Retype every line of the listing below without changing anything, and leave the pictures out.
[Start of ROWS]
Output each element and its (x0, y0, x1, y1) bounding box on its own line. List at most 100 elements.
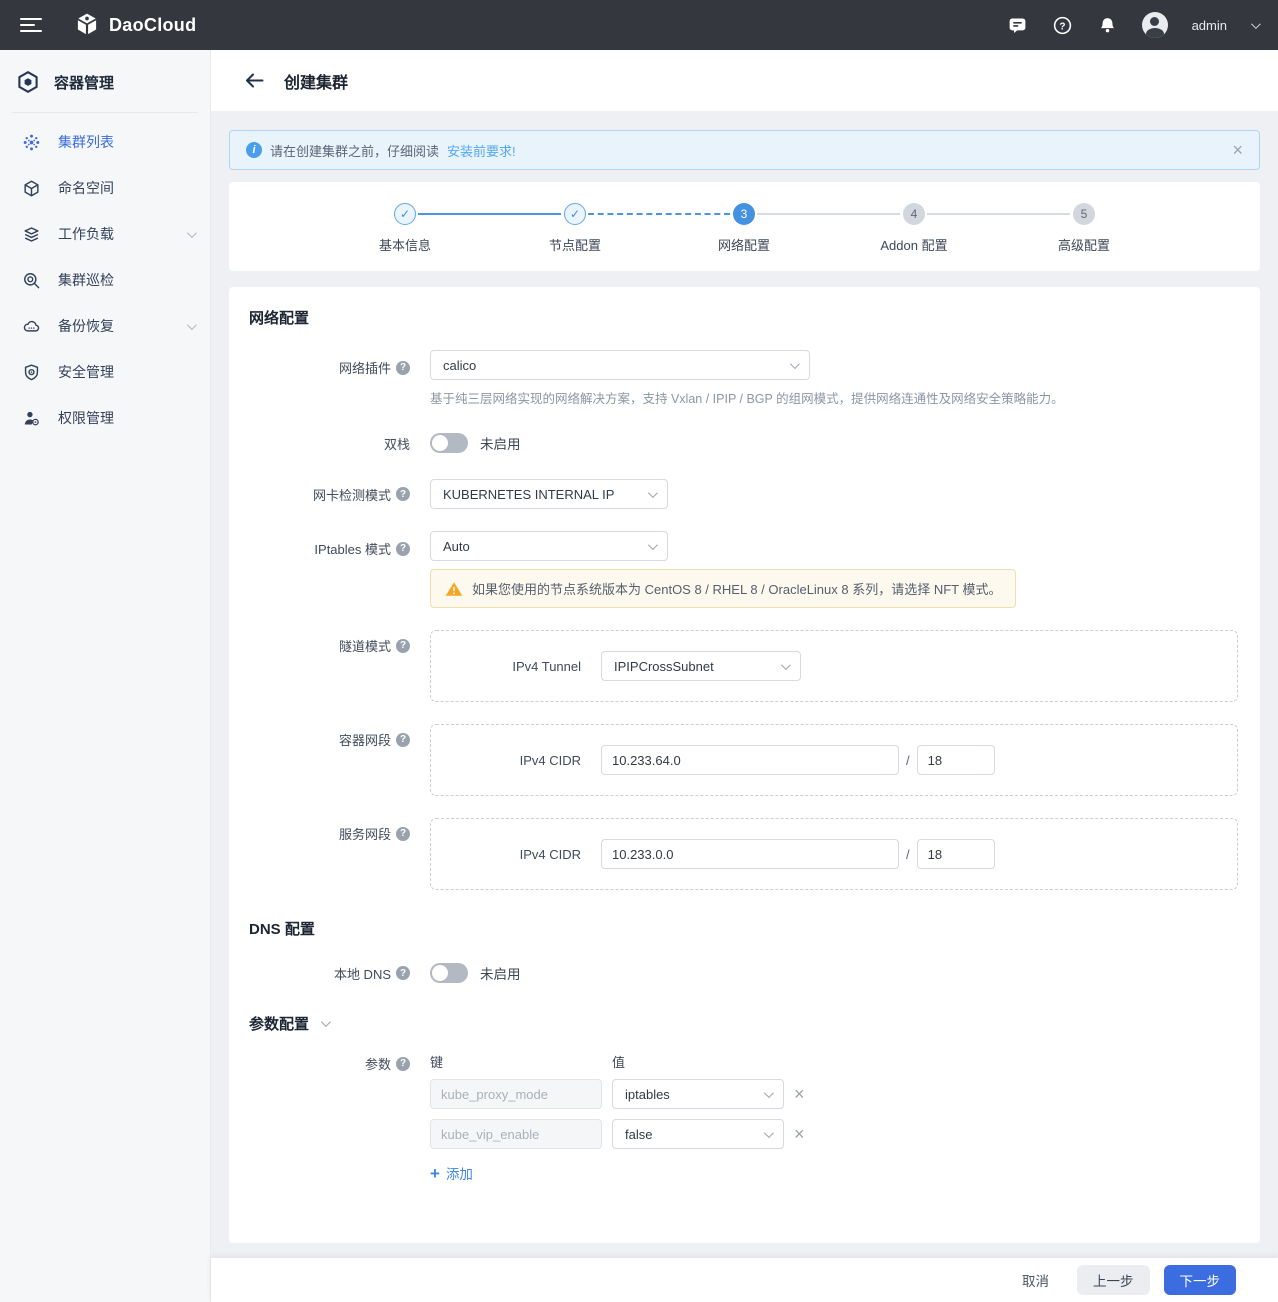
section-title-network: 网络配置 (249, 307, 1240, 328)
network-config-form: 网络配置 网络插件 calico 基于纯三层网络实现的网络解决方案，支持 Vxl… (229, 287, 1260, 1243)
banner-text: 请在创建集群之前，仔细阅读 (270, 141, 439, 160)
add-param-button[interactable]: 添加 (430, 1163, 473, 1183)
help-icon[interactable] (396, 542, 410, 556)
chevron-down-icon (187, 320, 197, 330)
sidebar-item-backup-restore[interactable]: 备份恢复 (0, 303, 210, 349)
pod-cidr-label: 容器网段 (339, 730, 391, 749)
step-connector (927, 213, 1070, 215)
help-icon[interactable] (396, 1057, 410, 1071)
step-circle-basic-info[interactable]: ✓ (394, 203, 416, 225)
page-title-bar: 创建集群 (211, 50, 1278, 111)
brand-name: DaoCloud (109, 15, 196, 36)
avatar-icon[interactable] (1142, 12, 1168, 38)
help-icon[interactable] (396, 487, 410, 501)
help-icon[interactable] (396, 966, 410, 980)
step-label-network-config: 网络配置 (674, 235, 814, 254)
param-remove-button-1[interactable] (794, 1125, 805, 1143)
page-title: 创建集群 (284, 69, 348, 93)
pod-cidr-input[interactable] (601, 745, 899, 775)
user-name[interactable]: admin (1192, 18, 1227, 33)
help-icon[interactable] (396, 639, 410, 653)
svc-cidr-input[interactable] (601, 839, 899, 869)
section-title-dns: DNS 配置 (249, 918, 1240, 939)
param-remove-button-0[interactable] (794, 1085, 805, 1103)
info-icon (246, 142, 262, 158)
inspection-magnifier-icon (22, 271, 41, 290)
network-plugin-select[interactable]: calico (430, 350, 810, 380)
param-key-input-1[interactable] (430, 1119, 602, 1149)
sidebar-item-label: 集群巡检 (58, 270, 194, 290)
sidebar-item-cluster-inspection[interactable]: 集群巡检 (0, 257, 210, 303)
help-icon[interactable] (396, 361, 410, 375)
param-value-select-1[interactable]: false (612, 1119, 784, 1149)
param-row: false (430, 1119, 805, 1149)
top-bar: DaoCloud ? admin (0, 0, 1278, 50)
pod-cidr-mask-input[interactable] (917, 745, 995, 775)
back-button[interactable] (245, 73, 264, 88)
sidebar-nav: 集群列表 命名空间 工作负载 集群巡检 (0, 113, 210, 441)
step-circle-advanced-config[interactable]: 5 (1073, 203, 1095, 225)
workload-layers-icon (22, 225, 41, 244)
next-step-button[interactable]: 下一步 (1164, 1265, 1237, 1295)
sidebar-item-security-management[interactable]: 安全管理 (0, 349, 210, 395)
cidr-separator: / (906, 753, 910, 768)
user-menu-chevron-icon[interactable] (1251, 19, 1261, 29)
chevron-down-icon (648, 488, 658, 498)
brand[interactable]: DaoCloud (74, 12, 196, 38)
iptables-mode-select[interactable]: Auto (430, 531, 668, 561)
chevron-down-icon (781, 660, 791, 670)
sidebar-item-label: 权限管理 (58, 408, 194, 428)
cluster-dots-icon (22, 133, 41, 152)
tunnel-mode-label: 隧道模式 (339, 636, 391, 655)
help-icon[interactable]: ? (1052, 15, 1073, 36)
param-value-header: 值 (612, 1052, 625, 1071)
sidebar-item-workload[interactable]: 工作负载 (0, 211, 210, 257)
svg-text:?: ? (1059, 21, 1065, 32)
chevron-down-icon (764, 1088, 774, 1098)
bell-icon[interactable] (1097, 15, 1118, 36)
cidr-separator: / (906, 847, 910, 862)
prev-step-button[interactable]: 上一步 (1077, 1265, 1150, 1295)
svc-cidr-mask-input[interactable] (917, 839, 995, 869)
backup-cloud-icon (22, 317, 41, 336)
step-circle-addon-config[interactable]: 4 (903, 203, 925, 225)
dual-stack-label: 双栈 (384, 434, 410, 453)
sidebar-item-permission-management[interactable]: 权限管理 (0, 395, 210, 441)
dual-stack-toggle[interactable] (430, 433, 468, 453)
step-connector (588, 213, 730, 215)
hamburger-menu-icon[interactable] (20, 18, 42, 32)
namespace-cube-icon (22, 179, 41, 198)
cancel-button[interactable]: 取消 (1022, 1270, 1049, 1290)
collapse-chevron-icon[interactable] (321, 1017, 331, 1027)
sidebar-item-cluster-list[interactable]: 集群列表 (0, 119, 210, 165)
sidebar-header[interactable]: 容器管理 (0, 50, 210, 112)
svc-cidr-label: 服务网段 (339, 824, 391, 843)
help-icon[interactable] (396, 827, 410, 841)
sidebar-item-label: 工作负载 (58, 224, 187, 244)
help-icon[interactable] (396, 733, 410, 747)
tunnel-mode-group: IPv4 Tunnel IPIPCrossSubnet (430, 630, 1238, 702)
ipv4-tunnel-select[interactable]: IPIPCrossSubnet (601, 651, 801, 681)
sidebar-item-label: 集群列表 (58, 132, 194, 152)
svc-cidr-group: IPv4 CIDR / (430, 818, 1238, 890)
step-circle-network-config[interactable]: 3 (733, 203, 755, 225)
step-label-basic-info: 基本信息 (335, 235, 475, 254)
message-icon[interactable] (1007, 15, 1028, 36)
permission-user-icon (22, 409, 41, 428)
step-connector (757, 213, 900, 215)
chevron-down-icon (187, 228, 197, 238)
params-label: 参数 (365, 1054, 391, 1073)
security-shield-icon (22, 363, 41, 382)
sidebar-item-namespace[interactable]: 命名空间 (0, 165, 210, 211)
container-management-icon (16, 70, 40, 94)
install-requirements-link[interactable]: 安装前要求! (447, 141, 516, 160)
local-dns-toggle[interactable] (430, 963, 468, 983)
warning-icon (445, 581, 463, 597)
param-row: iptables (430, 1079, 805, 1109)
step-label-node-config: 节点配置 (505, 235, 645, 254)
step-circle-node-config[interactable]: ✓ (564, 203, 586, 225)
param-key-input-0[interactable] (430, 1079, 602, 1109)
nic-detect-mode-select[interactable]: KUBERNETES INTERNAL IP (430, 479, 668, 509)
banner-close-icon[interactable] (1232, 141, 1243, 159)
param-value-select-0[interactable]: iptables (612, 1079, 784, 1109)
[End of ROWS]
EXERCISE RESPONSE:
Output each element and its (x0, y0, x1, y1) bounding box on its own line. List at most 100 elements.
section-title-network: 网络配置 (249, 307, 1240, 328)
network-config-form: 网络配置 网络插件 calico 基于纯三层网络实现的网络解决方案，支持 Vxl… (229, 287, 1260, 1243)
banner-text: 请在创建集群之前，仔细阅读 (270, 141, 439, 160)
add-param-button[interactable]: 添加 (430, 1163, 473, 1183)
help-icon[interactable] (396, 542, 410, 556)
chevron-down-icon (187, 320, 197, 330)
sidebar-item-backup-restore[interactable]: 备份恢复 (0, 303, 210, 349)
pod-cidr-label: 容器网段 (339, 730, 391, 749)
step-connector (927, 213, 1070, 215)
help-icon[interactable] (396, 1057, 410, 1071)
step-circle-basic-info[interactable]: ✓ (394, 203, 416, 225)
page-title-bar: 创建集群 (211, 50, 1278, 111)
brand-name: DaoCloud (109, 15, 196, 36)
avatar-icon[interactable] (1142, 12, 1168, 38)
help-icon[interactable] (396, 487, 410, 501)
help-icon[interactable] (396, 966, 410, 980)
step-label-network-config: 网络配置 (674, 235, 814, 254)
param-remove-button-1[interactable] (794, 1125, 805, 1143)
page-title: 创建集群 (284, 69, 348, 93)
pod-cidr-input[interactable] (601, 745, 899, 775)
user-name[interactable]: admin (1192, 18, 1227, 33)
help-icon[interactable] (396, 639, 410, 653)
svc-cidr-input[interactable] (601, 839, 899, 869)
section-title-dns: DNS 配置 (249, 918, 1240, 939)
param-remove-button-0[interactable] (794, 1085, 805, 1103)
info-icon (246, 142, 262, 158)
inspection-magnifier-icon (22, 271, 41, 290)
network-plugin-select[interactable]: calico (430, 350, 810, 380)
param-key-input-1[interactable] (430, 1119, 602, 1149)
sidebar-item-label: 集群巡检 (58, 270, 194, 290)
sidebar-item-cluster-inspection[interactable]: 集群巡检 (0, 257, 210, 303)
help-icon[interactable] (396, 361, 410, 375)
param-value-select-1[interactable]: false (612, 1119, 784, 1149)
param-row: false (430, 1119, 805, 1149)
top-bar: DaoCloud ? admin (0, 0, 1278, 50)
pod-cidr-mask-input[interactable] (917, 745, 995, 775)
back-button[interactable] (245, 73, 264, 88)
sidebar-nav: 集群列表 命名空间 工作负载 集群巡检 (0, 113, 210, 441)
step-circle-advanced-config[interactable]: 5 (1073, 203, 1095, 225)
workload-layers-icon (22, 225, 41, 244)
next-step-button[interactable]: 下一步 (1164, 1265, 1237, 1295)
sidebar-item-security-management[interactable]: 安全管理 (0, 349, 210, 395)
cidr-separator: / (906, 753, 910, 768)
user-menu-chevron-icon[interactable] (1251, 19, 1261, 29)
chevron-down-icon (648, 488, 658, 498)
brand[interactable]: DaoCloud (74, 12, 196, 38)
iptables-mode-select[interactable]: Auto (430, 531, 668, 561)
chevron-down-icon (781, 660, 791, 670)
sidebar-item-label: 权限管理 (58, 408, 194, 428)
cluster-dots-icon (22, 133, 41, 152)
tunnel-mode-label: 隧道模式 (339, 636, 391, 655)
help-icon[interactable]: ? (1052, 15, 1073, 36)
param-value-header: 值 (612, 1052, 625, 1071)
sidebar-item-workload[interactable]: 工作负载 (0, 211, 210, 257)
svg-text:?: ? (1059, 21, 1065, 32)
chevron-down-icon (764, 1088, 774, 1098)
bell-icon[interactable] (1097, 15, 1118, 36)
cidr-separator: / (906, 847, 910, 862)
prev-step-button[interactable]: 上一步 (1077, 1265, 1150, 1295)
svc-cidr-mask-input[interactable] (917, 839, 995, 869)
backup-cloud-icon (22, 317, 41, 336)
step-circle-addon-config[interactable]: 4 (903, 203, 925, 225)
dual-stack-label: 双栈 (384, 434, 410, 453)
sidebar-item-permission-management[interactable]: 权限管理 (0, 395, 210, 441)
dual-stack-toggle[interactable] (430, 433, 468, 453)
step-connector (588, 213, 730, 215)
hamburger-menu-icon[interactable] (20, 18, 42, 32)
namespace-cube-icon (22, 179, 41, 198)
cancel-button[interactable]: 取消 (1022, 1270, 1049, 1290)
collapse-chevron-icon[interactable] (321, 1017, 331, 1027)
sidebar-item-cluster-list[interactable]: 集群列表 (0, 119, 210, 165)
sidebar-header[interactable]: 容器管理 (0, 50, 210, 112)
svc-cidr-label: 服务网段 (339, 824, 391, 843)
help-icon[interactable] (396, 827, 410, 841)
sidebar-item-label: 工作负载 (58, 224, 187, 244)
help-icon[interactable] (396, 733, 410, 747)
tunnel-mode-group: IPv4 Tunnel IPIPCrossSubnet (430, 630, 1238, 702)
ipv4-tunnel-select[interactable]: IPIPCrossSubnet (601, 651, 801, 681)
sidebar-item-label: 集群列表 (58, 132, 194, 152)
svc-cidr-group: IPv4 CIDR / (430, 818, 1238, 890)
step-circle-network-config[interactable]: 3 (733, 203, 755, 225)
step-label-basic-info: 基本信息 (335, 235, 475, 254)
message-icon[interactable] (1007, 15, 1028, 36)
permission-user-icon (22, 409, 41, 428)
step-connector (757, 213, 900, 215)
chevron-down-icon (187, 228, 197, 238)
params-label: 参数 (365, 1054, 391, 1073)
security-shield-icon (22, 363, 41, 382)
sidebar-item-namespace[interactable]: 命名空间 (0, 165, 210, 211)
container-management-icon (16, 70, 40, 94)
install-requirements-link[interactable]: 安装前要求! (447, 141, 516, 160)
local-dns-toggle[interactable] (430, 963, 468, 983)
warning-icon (445, 581, 463, 597)
param-row: iptables (430, 1079, 805, 1109)
step-label-node-config: 节点配置 (505, 235, 645, 254)
step-circle-node-config[interactable]: ✓ (564, 203, 586, 225)
param-key-input-0[interactable] (430, 1079, 602, 1109)
nic-detect-mode-select[interactable]: KUBERNETES INTERNAL IP (430, 479, 668, 509)
banner-close-icon[interactable] (1232, 141, 1243, 159)
param-value-select-0[interactable]: iptables (612, 1079, 784, 1109)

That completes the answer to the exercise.